[Items from a figure collection]

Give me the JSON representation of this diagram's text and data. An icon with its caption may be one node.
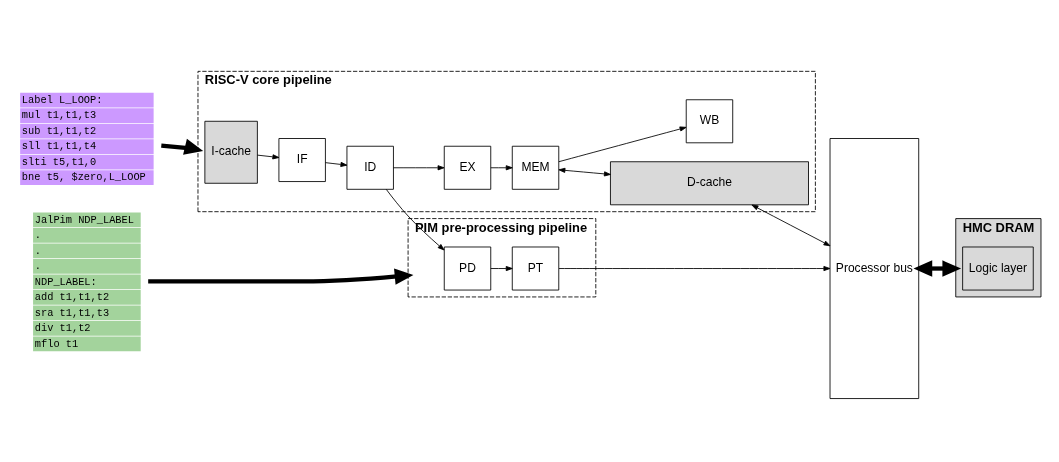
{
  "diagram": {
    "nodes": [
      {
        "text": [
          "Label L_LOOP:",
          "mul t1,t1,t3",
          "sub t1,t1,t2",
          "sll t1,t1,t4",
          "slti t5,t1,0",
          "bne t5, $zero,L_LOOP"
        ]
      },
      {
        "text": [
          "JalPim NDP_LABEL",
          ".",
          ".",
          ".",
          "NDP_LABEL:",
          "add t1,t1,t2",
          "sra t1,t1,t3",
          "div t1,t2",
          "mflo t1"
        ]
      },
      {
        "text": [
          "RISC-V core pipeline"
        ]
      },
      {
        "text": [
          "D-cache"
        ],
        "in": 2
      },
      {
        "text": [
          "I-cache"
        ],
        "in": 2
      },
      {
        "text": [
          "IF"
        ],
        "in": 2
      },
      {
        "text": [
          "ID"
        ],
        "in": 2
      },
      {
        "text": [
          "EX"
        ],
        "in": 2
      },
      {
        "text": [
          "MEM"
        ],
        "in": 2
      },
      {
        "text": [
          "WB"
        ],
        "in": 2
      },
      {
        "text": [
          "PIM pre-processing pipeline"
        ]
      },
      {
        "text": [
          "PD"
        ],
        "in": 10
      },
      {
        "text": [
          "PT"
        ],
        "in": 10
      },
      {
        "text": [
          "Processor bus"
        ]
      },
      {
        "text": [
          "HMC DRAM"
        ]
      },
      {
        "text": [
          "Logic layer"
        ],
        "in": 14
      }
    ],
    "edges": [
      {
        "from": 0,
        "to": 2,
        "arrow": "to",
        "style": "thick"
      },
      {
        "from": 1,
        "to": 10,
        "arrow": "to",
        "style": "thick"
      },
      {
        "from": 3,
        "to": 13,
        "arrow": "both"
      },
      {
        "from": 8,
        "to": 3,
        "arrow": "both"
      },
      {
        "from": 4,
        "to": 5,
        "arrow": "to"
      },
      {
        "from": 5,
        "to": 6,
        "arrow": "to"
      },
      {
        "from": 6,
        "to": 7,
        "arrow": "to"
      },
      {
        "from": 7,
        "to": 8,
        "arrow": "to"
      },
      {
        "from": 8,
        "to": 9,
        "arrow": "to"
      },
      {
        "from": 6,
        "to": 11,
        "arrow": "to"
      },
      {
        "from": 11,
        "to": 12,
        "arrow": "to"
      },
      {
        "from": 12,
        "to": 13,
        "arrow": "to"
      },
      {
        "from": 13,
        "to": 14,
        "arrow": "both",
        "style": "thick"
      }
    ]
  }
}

SET PROBLEM ::
Lines containing "pipeline" are to be counted. State the total and add nothing.

SOLUTION BELOW ::
2